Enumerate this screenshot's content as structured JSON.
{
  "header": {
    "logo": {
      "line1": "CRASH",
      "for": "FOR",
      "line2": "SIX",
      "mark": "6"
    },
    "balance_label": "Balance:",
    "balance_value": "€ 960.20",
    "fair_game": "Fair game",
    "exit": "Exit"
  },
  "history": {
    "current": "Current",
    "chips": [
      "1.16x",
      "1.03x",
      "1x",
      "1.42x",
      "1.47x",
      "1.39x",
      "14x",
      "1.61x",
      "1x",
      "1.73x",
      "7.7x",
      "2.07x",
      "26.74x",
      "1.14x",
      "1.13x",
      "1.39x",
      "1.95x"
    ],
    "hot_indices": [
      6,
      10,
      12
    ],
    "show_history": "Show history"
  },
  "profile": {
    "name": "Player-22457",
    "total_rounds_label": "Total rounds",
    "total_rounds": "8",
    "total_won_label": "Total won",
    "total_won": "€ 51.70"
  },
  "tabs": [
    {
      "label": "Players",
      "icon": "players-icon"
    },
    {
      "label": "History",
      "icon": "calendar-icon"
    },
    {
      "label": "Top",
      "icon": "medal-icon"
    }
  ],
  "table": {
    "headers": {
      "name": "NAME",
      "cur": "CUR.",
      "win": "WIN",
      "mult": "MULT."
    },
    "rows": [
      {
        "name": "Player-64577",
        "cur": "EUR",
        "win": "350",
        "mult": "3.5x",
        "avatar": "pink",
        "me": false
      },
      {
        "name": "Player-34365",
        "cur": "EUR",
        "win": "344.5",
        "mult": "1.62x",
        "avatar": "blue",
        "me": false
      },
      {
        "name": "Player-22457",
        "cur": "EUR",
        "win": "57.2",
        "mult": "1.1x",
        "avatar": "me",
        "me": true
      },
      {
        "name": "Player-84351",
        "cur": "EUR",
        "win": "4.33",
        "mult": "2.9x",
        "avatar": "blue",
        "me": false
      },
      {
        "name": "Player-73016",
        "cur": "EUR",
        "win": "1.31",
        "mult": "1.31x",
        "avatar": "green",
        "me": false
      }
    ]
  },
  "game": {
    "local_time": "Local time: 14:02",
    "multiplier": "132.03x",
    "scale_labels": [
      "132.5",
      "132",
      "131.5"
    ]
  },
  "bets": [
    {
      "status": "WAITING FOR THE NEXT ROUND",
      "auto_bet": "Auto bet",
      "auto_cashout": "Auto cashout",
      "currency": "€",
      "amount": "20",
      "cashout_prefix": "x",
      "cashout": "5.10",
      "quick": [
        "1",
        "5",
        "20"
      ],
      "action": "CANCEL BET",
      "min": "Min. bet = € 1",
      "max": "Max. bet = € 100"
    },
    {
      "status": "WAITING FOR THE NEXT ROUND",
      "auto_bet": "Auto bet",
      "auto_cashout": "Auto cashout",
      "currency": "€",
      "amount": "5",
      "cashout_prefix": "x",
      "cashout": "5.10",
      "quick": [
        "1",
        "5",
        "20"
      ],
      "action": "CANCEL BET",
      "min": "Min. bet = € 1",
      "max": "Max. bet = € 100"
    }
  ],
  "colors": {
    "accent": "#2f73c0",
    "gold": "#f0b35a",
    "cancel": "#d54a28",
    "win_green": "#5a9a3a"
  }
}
▬▬▬▬▬▬▬▬▬▬
▶ **Exercise brief**
Write the whole listing out again. Keep every line exactly as it is.

▶ **Result of the task**
Enumerate this screenshot's content as structured JSON.
{
  "header": {
    "logo": {
      "line1": "CRASH",
      "for": "FOR",
      "line2": "SIX",
      "mark": "6"
    },
    "balance_label": "Balance:",
    "balance_value": "€ 960.20",
    "fair_game": "Fair game",
    "exit": "Exit"
  },
  "history": {
    "current": "Current",
    "chips": [
      "1.16x",
      "1.03x",
      "1x",
      "1.42x",
      "1.47x",
      "1.39x",
      "14x",
      "1.61x",
      "1x",
      "1.73x",
      "7.7x",
      "2.07x",
      "26.74x",
      "1.14x",
      "1.13x",
      "1.39x",
      "1.95x"
    ],
    "hot_indices": [
      6,
      10,
      12
    ],
    "show_history": "Show history"
  },
  "profile": {
    "name": "Player-22457",
    "total_rounds_label": "Total rounds",
    "total_rounds": "8",
    "total_won_label": "Total won",
    "total_won": "€ 51.70"
  },
  "tabs": [
    {
      "label": "Players",
      "icon": "players-icon"
    },
    {
      "label": "History",
      "icon": "calendar-icon"
    },
    {
      "label": "Top",
      "icon": "medal-icon"
    }
  ],
  "table": {
    "headers": {
      "name": "NAME",
      "cur": "CUR.",
      "win": "WIN",
      "mult": "MULT."
    },
    "rows": [
      {
        "name": "Player-64577",
        "cur": "EUR",
        "win": "350",
        "mult": "3.5x",
        "avatar": "pink",
        "me": false
      },
      {
        "name": "Player-34365",
        "cur": "EUR",
        "win": "344.5",
        "mult": "1.62x",
        "avatar": "blue",
        "me": false
      },
      {
        "name": "Player-22457",
        "cur": "EUR",
        "win": "57.2",
        "mult": "1.1x",
        "avatar": "me",
        "me": true
      },
      {
        "name": "Player-84351",
        "cur": "EUR",
        "win": "4.33",
        "mult": "2.9x",
        "avatar": "blue",
        "me": false
      },
      {
        "name": "Player-73016",
        "cur": "EUR",
        "win": "1.31",
        "mult": "1.31x",
        "avatar": "green",
        "me": false
      }
    ]
  },
  "game": {
    "local_time": "Local time: 14:02",
    "multiplier": "132.03x",
    "scale_labels": [
      "132.5",
      "132",
      "131.5"
    ]
  },
  "bets": [
    {
      "status": "WAITING FOR THE NEXT ROUND",
      "auto_bet": "Auto bet",
      "auto_cashout": "Auto cashout",
      "currency": "€",
      "amount": "20",
      "cashout_prefix": "x",
      "cashout": "5.10",
      "quick": [
        "1",
        "5",
        "20"
      ],
      "action": "CANCEL BET",
      "min": "Min. bet = € 1",
      "max": "Max. bet = € 100"
    },
    {
      "status": "WAITING FOR THE NEXT ROUND",
      "auto_bet": "Auto bet",
      "auto_cashout": "Auto cashout",
      "currency": "€",
      "amount": "5",
      "cashout_prefix": "x",
      "cashout": "5.10",
      "quick": [
        "1",
        "5",
        "20"
      ],
      "action": "CANCEL BET",
      "min": "Min. bet = € 1",
      "max": "Max. bet = € 100"
    }
  ],
  "colors": {
    "accent": "#2f73c0",
    "gold": "#f0b35a",
    "cancel": "#d54a28",
    "win_green": "#5a9a3a"
  }
}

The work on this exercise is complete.